## SHORT TASK
Below are some records; retype all of them exactly.

Data entries:
╔══
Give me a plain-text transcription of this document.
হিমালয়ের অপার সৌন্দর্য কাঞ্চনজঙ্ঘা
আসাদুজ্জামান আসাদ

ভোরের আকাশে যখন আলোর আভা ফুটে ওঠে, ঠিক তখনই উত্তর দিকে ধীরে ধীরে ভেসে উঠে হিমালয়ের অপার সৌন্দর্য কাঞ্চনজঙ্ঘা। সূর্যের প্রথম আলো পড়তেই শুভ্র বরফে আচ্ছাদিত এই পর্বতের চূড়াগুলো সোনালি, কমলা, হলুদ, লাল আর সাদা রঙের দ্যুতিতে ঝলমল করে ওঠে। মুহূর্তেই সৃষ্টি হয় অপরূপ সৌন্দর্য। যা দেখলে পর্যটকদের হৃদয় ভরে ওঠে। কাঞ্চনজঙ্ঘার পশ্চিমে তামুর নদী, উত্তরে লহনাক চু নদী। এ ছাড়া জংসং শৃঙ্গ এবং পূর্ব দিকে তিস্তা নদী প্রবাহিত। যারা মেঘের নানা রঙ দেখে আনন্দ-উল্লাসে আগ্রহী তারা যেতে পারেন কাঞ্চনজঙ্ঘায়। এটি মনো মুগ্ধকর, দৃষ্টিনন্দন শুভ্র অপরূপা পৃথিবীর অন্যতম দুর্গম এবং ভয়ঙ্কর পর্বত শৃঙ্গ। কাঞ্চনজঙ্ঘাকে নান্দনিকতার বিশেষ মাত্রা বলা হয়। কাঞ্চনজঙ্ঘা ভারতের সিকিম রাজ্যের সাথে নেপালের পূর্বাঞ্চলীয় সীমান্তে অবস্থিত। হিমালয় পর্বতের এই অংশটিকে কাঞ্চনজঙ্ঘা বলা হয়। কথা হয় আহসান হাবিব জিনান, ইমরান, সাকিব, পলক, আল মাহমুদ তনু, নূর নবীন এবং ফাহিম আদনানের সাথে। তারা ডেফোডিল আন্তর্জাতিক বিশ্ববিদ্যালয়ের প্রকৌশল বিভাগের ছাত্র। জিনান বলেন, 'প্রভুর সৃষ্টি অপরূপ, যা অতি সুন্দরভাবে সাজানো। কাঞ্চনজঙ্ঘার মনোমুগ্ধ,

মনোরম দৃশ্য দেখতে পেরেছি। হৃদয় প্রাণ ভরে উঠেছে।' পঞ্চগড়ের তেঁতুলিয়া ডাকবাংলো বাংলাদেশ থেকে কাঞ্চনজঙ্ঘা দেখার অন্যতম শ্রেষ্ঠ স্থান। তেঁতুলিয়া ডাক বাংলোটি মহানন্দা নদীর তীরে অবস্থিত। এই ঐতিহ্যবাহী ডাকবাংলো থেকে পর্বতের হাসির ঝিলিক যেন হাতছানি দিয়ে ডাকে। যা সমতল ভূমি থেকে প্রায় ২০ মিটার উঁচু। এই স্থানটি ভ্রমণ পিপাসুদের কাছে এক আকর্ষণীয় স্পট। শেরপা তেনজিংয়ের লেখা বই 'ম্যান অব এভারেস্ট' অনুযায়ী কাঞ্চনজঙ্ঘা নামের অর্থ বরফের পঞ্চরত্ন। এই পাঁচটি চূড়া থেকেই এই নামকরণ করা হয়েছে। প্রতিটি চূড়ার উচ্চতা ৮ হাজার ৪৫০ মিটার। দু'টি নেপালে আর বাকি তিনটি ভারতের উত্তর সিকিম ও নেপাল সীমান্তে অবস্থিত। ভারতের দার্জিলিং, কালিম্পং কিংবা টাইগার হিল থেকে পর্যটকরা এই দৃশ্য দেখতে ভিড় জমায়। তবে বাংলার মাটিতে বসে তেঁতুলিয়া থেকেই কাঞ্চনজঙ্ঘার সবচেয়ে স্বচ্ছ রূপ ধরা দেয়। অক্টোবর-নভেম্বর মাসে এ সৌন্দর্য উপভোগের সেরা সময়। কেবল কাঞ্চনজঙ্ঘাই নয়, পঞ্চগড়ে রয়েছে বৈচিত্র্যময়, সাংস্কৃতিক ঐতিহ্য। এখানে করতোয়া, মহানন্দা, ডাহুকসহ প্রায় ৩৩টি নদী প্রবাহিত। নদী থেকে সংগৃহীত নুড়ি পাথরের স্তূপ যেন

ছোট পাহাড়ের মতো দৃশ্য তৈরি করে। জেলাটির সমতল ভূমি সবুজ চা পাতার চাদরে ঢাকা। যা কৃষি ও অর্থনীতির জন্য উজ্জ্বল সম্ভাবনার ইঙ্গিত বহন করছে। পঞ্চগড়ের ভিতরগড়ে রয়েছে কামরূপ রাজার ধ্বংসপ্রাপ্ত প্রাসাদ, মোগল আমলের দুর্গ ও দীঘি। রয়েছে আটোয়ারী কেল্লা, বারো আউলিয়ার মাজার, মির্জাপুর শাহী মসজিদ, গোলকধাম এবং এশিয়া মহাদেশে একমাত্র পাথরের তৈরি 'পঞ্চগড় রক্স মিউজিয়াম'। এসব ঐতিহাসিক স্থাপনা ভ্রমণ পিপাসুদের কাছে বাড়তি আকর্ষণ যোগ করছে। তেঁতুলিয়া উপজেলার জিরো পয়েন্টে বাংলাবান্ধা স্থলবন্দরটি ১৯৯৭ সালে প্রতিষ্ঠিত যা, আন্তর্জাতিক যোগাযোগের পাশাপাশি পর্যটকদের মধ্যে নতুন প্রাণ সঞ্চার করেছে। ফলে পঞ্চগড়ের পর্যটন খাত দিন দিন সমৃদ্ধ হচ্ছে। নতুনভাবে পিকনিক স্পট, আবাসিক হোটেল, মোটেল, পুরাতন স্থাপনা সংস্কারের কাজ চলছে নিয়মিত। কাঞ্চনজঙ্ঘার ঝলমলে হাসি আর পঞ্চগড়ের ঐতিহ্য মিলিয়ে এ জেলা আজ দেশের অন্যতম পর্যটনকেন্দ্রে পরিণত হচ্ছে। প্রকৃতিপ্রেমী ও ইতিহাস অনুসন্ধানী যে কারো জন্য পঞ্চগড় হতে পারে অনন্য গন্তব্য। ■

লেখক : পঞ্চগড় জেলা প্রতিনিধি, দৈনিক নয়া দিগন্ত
╚══
## FULL RESPONSE
Give me a plain-text transcription of this document.
হিমালয়ের অপার সৌন্দর্য কাঞ্চনজঙ্ঘা
আসাদুজ্জামান আসাদ

ভোরের আকাশে যখন আলোর আভা ফুটে ওঠে, ঠিক তখনই উত্তর দিকে ধীরে ধীরে ভেসে উঠে হিমালয়ের অপার সৌন্দর্য কাঞ্চনজঙ্ঘা। সূর্যের প্রথম আলো পড়তেই শুভ্র বরফে আচ্ছাদিত এই পর্বতের চূড়াগুলো সোনালি, কমলা, হলুদ, লাল আর সাদা রঙের দ্যুতিতে ঝলমল করে ওঠে। মুহূর্তেই সৃষ্টি হয় অপরূপ সৌন্দর্য। যা দেখলে পর্যটকদের হৃদয় ভরে ওঠে। কাঞ্চনজঙ্ঘার পশ্চিমে তামুর নদী, উত্তরে লহনাক চু নদী। এ ছাড়া জংসং শৃঙ্গ এবং পূর্ব দিকে তিস্তা নদী প্রবাহিত। যারা মেঘের নানা রঙ দেখে আনন্দ-উল্লাসে আগ্রহী তারা যেতে পারেন কাঞ্চনজঙ্ঘায়। এটি মনো মুগ্ধকর, দৃষ্টিনন্দন শুভ্র অপরূপা পৃথিবীর অন্যতম দুর্গম এবং ভয়ঙ্কর পর্বত শৃঙ্গ। কাঞ্চনজঙ্ঘাকে নান্দনিকতার বিশেষ মাত্রা বলা হয়। কাঞ্চনজঙ্ঘা ভারতের সিকিম রাজ্যের সাথে নেপালের পূর্বাঞ্চলীয় সীমান্তে অবস্থিত। হিমালয় পর্বতের এই অংশটিকে কাঞ্চনজঙ্ঘা বলা হয়। কথা হয় আহসান হাবিব জিনান, ইমরান, সাকিব, পলক, আল মাহমুদ তনু, নূর নবীন এবং ফাহিম আদনানের সাথে। তারা ডেফোডিল আন্তর্জাতিক বিশ্ববিদ্যালয়ের প্রকৌশল বিভাগের ছাত্র। জিনান বলেন, 'প্রভুর সৃষ্টি অপরূপ, যা অতি সুন্দরভাবে সাজানো। কাঞ্চনজঙ্ঘার মনোমুগ্ধ,

মনোরম দৃশ্য দেখতে পেরেছি। হৃদয় প্রাণ ভরে উঠেছে।' পঞ্চগড়ের তেঁতুলিয়া ডাকবাংলো বাংলাদেশ থেকে কাঞ্চনজঙ্ঘা দেখার অন্যতম শ্রেষ্ঠ স্থান। তেঁতুলিয়া ডাক বাংলোটি মহানন্দা নদীর তীরে অবস্থিত। এই ঐতিহ্যবাহী ডাকবাংলো থেকে পর্বতের হাসির ঝিলিক যেন হাতছানি দিয়ে ডাকে। যা সমতল ভূমি থেকে প্রায় ২০ মিটার উঁচু। এই স্থানটি ভ্রমণ পিপাসুদের কাছে এক আকর্ষণীয় স্পট। শেরপা তেনজিংয়ের লেখা বই 'ম্যান অব এভারেস্ট' অনুযায়ী কাঞ্চনজঙ্ঘা নামের অর্থ বরফের পঞ্চরত্ন। এই পাঁচটি চূড়া থেকেই এই নামকরণ করা হয়েছে। প্রতিটি চূড়ার উচ্চতা ৮ হাজার ৪৫০ মিটার। দু'টি নেপালে আর বাকি তিনটি ভারতের উত্তর সিকিম ও নেপাল সীমান্তে অবস্থিত। ভারতের দার্জিলিং, কালিম্পং কিংবা টাইগার হিল থেকে পর্যটকরা এই দৃশ্য দেখতে ভিড় জমায়। তবে বাংলার মাটিতে বসে তেঁতুলিয়া থেকেই কাঞ্চনজঙ্ঘার সবচেয়ে স্বচ্ছ রূপ ধরা দেয়। অক্টোবর-নভেম্বর মাসে এ সৌন্দর্য উপভোগের সেরা সময়। কেবল কাঞ্চনজঙ্ঘাই নয়, পঞ্চগড়ে রয়েছে বৈচিত্র্যময়, সাংস্কৃতিক ঐতিহ্য। এখানে করতোয়া, মহানন্দা, ডাহুকসহ প্রায় ৩৩টি নদী প্রবাহিত। নদী থেকে সংগৃহীত নুড়ি পাথরের স্তূপ যেন

ছোট পাহাড়ের মতো দৃশ্য তৈরি করে। জেলাটির সমতল ভূমি সবুজ চা পাতার চাদরে ঢাকা। যা কৃষি ও অর্থনীতির জন্য উজ্জ্বল সম্ভাবনার ইঙ্গিত বহন করছে। পঞ্চগড়ের ভিতরগড়ে রয়েছে কামরূপ রাজার ধ্বংসপ্রাপ্ত প্রাসাদ, মোগল আমলের দুর্গ ও দীঘি। রয়েছে আটোয়ারী কেল্লা, বারো আউলিয়ার মাজার, মির্জাপুর শাহী মসজিদ, গোলকধাম এবং এশিয়া মহাদেশে একমাত্র পাথরের তৈরি 'পঞ্চগড় রক্স মিউজিয়াম'। এসব ঐতিহাসিক স্থাপনা ভ্রমণ পিপাসুদের কাছে বাড়তি আকর্ষণ যোগ করছে। তেঁতুলিয়া উপজেলার জিরো পয়েন্টে বাংলাবান্ধা স্থলবন্দরটি ১৯৯৭ সালে প্রতিষ্ঠিত যা, আন্তর্জাতিক যোগাযোগের পাশাপাশি পর্যটকদের মধ্যে নতুন প্রাণ সঞ্চার করেছে। ফলে পঞ্চগড়ের পর্যটন খাত দিন দিন সমৃদ্ধ হচ্ছে। নতুনভাবে পিকনিক স্পট, আবাসিক হোটেল, মোটেল, পুরাতন স্থাপনা সংস্কারের কাজ চলছে নিয়মিত। কাঞ্চনজঙ্ঘার ঝলমলে হাসি আর পঞ্চগড়ের ঐতিহ্য মিলিয়ে এ জেলা আজ দেশের অন্যতম পর্যটনকেন্দ্রে পরিণত হচ্ছে। প্রকৃতিপ্রেমী ও ইতিহাস অনুসন্ধানী যে কারো জন্য পঞ্চগড় হতে পারে অনন্য গন্তব্য। ■

লেখক : পঞ্চগড় জেলা প্রতিনিধি, দৈনিক নয়া দিগন্ত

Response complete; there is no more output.